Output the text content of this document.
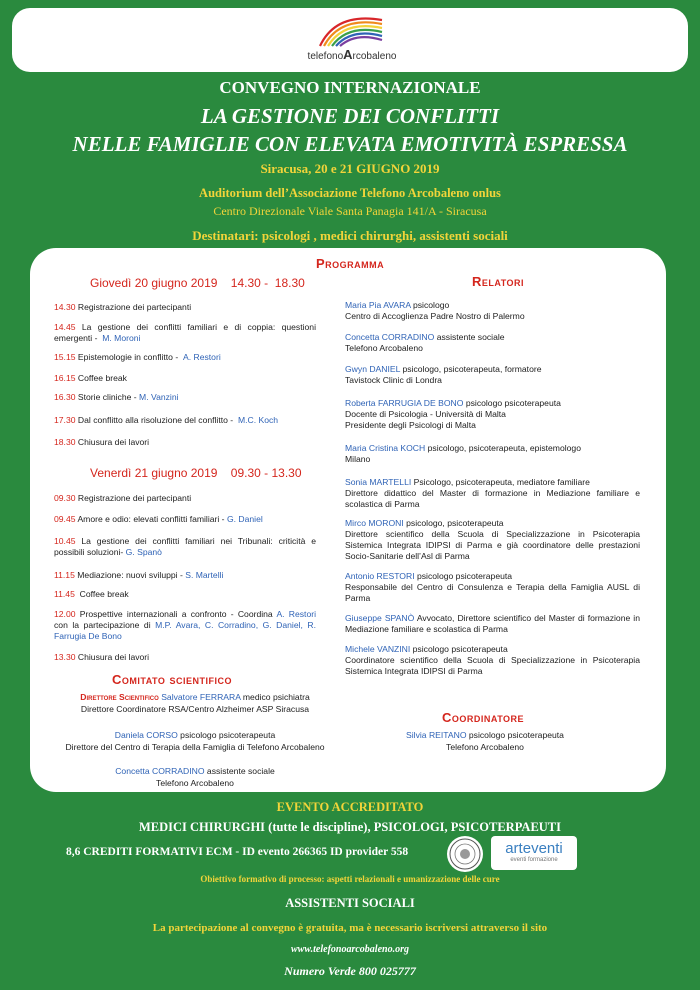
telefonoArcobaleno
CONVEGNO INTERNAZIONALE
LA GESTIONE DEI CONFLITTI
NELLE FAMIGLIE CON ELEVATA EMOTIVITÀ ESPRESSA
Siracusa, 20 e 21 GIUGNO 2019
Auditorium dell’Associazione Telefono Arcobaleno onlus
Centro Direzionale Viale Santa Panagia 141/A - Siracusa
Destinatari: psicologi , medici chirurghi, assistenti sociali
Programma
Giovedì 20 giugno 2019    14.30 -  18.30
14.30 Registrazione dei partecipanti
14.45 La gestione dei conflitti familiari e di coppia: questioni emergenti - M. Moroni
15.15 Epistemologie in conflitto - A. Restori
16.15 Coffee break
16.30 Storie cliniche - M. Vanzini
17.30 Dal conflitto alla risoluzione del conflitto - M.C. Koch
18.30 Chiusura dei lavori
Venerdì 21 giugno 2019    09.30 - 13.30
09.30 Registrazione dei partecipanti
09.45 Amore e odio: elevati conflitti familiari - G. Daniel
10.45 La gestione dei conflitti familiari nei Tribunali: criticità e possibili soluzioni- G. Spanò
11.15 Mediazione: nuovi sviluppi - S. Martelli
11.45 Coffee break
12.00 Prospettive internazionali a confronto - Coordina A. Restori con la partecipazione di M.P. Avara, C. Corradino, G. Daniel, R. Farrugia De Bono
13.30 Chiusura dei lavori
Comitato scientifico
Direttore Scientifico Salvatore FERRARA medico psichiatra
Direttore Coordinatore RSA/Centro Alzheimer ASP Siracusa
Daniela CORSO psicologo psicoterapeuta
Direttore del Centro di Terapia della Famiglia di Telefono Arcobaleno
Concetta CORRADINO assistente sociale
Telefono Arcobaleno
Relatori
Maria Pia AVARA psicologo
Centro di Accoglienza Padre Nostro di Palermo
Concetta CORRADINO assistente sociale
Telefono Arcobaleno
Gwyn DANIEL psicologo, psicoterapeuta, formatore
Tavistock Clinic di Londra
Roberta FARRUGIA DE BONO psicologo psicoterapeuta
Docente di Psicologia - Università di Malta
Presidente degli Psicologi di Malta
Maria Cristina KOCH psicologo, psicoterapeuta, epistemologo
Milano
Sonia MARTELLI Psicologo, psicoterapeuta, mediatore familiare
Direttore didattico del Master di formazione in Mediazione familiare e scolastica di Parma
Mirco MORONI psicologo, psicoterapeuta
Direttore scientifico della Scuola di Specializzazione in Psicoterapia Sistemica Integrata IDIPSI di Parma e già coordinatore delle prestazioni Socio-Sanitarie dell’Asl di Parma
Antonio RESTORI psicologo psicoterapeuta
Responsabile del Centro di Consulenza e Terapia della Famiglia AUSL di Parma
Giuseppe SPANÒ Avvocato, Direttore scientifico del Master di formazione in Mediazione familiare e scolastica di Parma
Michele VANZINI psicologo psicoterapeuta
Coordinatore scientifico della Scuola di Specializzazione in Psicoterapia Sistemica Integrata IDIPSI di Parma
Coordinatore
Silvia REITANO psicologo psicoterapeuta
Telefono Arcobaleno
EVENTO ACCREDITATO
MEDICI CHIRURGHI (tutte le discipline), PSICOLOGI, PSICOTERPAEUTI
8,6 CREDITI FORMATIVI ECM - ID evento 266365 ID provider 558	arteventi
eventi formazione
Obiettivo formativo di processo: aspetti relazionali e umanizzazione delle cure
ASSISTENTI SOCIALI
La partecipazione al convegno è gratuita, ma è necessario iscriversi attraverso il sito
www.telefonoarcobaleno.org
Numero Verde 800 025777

--- --- ---

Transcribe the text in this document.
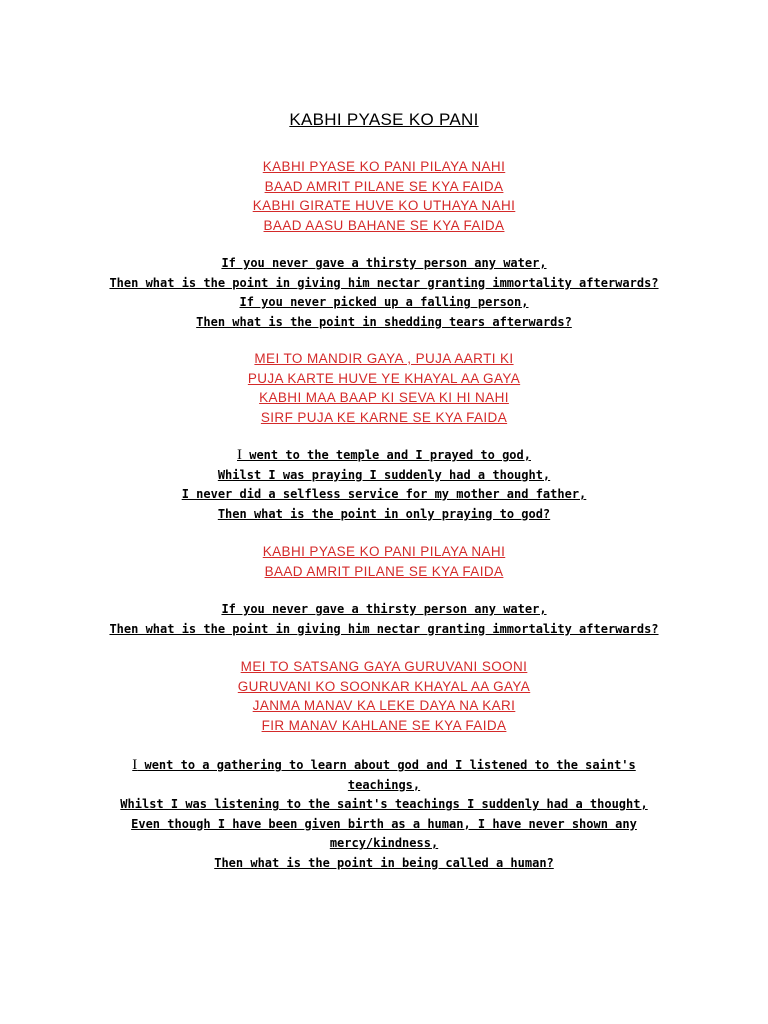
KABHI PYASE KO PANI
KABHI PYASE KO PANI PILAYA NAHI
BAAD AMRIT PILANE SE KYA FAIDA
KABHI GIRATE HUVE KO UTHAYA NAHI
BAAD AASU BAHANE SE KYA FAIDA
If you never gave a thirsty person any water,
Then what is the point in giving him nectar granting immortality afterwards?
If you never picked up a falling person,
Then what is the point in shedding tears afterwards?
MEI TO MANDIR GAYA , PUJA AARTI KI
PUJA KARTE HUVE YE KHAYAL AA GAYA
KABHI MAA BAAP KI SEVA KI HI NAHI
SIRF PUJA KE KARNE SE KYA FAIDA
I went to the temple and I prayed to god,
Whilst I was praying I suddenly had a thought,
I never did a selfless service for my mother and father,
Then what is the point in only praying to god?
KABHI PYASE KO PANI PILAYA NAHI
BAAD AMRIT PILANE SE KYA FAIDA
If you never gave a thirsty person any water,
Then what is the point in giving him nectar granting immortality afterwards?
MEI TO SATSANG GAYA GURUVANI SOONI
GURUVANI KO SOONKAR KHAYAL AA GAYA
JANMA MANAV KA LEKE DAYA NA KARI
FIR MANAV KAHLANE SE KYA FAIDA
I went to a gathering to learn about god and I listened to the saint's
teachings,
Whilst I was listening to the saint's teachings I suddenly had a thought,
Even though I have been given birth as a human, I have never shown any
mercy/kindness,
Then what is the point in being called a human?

--- --- ---

Report each line in the preceding entries that holds the string "formazione".

Written answer ::
Direttore didattico del Master di formazione in Mediazione familiare e scolastica di Parma
Giuseppe SPANÒ Avvocato, Direttore scientifico del Master di formazione in Mediazione familiare e scolastica di Parma
eventi formazione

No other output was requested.